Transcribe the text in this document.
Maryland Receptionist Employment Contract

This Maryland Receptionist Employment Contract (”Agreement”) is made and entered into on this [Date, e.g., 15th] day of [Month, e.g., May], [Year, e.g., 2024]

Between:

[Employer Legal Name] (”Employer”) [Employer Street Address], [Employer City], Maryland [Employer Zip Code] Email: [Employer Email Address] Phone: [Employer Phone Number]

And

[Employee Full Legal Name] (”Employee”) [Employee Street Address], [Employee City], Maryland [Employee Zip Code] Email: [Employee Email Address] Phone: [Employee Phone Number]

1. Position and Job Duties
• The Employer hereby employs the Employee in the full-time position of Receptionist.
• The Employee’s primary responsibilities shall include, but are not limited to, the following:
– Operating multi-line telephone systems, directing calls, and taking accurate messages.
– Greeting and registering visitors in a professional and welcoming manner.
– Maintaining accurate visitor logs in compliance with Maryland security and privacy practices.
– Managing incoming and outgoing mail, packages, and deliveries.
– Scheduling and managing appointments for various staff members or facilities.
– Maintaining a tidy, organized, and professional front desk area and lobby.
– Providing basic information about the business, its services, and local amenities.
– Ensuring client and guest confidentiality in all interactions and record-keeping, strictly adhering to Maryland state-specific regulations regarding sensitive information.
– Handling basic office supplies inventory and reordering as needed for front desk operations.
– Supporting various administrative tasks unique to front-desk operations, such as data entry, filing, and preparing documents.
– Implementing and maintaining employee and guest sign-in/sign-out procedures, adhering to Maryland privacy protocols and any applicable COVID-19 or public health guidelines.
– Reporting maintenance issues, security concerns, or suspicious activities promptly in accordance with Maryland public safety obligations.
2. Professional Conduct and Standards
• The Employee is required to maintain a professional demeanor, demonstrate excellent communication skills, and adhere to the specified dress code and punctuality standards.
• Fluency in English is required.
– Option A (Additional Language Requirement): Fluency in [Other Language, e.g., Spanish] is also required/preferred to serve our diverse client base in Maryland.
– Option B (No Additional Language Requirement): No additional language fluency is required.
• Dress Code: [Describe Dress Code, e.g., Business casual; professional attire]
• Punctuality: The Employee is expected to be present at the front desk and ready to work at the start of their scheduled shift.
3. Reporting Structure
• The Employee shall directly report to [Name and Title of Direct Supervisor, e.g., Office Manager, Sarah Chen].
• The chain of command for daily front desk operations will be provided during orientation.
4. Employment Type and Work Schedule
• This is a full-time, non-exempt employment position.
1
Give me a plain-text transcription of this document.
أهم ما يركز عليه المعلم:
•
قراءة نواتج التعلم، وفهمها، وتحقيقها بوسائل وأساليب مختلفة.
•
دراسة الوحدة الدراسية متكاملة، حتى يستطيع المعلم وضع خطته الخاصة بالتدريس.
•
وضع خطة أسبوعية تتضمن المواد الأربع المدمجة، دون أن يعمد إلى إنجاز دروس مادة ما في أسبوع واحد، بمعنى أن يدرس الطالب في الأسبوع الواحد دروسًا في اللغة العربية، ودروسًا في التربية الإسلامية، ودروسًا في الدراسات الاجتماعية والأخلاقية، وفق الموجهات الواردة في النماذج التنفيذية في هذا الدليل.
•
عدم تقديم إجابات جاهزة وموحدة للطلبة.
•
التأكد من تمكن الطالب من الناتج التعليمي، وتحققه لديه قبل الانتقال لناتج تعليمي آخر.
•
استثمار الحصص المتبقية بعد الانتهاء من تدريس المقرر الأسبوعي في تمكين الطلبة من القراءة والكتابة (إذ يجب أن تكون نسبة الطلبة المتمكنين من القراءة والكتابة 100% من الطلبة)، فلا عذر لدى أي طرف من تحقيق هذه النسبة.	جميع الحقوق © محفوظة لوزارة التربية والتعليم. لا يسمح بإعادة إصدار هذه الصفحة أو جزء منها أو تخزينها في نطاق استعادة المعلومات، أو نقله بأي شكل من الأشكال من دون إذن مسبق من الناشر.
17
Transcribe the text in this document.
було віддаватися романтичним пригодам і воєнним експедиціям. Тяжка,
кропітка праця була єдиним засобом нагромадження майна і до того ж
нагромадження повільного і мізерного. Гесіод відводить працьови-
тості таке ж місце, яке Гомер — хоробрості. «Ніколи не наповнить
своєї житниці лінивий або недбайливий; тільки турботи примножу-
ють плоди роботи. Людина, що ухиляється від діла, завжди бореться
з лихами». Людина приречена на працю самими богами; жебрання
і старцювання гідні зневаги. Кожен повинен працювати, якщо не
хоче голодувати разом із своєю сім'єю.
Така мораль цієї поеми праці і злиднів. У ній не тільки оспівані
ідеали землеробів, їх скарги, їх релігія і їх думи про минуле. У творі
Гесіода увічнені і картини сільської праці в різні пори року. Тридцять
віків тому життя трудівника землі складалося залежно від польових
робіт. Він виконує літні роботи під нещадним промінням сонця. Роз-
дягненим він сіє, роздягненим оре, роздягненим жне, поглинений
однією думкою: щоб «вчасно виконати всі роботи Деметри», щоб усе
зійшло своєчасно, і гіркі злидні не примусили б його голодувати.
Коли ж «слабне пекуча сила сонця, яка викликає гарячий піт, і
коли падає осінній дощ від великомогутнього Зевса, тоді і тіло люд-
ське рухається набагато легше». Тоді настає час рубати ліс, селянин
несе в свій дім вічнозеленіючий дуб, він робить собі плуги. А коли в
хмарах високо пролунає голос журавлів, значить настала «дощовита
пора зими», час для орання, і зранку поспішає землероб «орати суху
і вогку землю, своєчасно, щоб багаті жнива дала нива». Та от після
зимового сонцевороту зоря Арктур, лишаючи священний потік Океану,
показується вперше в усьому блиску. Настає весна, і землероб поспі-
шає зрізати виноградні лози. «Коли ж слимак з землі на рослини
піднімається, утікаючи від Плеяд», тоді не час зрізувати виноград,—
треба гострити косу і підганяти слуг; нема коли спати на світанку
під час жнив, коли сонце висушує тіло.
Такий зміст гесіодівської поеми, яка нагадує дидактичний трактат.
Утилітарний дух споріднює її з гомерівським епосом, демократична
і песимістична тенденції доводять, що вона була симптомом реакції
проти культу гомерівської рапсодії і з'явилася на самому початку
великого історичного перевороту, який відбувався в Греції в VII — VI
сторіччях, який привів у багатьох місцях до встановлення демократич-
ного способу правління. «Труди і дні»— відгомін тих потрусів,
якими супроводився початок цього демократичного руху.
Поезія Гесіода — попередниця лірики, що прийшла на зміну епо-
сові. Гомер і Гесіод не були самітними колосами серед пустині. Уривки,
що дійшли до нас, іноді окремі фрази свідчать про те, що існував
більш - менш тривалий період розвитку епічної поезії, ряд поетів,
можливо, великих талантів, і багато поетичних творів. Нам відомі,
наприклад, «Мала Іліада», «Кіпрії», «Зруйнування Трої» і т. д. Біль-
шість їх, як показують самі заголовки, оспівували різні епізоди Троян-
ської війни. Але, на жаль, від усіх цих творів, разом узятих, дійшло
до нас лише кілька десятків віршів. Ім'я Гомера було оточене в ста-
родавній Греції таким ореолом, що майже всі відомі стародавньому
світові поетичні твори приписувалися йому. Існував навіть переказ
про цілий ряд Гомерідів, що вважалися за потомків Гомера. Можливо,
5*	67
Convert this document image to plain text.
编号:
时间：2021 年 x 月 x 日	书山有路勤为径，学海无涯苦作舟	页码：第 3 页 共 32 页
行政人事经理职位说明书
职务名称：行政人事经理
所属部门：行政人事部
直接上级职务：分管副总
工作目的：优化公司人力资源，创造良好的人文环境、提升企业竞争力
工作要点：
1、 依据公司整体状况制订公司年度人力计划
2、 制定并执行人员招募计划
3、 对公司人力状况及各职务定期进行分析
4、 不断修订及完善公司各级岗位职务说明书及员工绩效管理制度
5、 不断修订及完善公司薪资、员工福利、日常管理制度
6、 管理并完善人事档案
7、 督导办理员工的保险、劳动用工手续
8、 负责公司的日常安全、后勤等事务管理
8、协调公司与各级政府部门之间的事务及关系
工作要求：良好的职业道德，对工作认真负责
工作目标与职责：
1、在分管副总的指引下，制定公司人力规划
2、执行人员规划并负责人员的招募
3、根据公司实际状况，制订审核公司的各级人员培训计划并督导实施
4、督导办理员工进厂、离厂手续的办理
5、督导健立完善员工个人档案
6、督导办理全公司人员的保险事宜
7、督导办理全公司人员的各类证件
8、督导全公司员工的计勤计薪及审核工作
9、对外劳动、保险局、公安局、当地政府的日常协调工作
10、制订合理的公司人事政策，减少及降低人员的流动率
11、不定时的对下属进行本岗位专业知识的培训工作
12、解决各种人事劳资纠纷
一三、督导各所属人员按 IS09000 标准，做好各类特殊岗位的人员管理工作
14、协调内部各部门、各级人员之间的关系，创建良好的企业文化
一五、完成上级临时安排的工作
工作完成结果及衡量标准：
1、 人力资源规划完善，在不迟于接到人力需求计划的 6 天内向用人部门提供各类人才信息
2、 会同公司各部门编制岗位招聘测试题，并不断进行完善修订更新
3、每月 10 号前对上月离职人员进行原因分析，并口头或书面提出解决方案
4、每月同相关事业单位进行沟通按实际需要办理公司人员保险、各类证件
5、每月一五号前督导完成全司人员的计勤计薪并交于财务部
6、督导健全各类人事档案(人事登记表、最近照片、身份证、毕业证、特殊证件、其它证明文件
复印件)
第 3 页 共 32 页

- - -

◆ **Objective**: Using the listing above, pull out all lines that hold the word "тіло".

◆ **Result below**:
коли падає осінній дощ від великомогутнього Зевса, тоді і тіло люд-
під час жнив, коли сонце висушує тіло.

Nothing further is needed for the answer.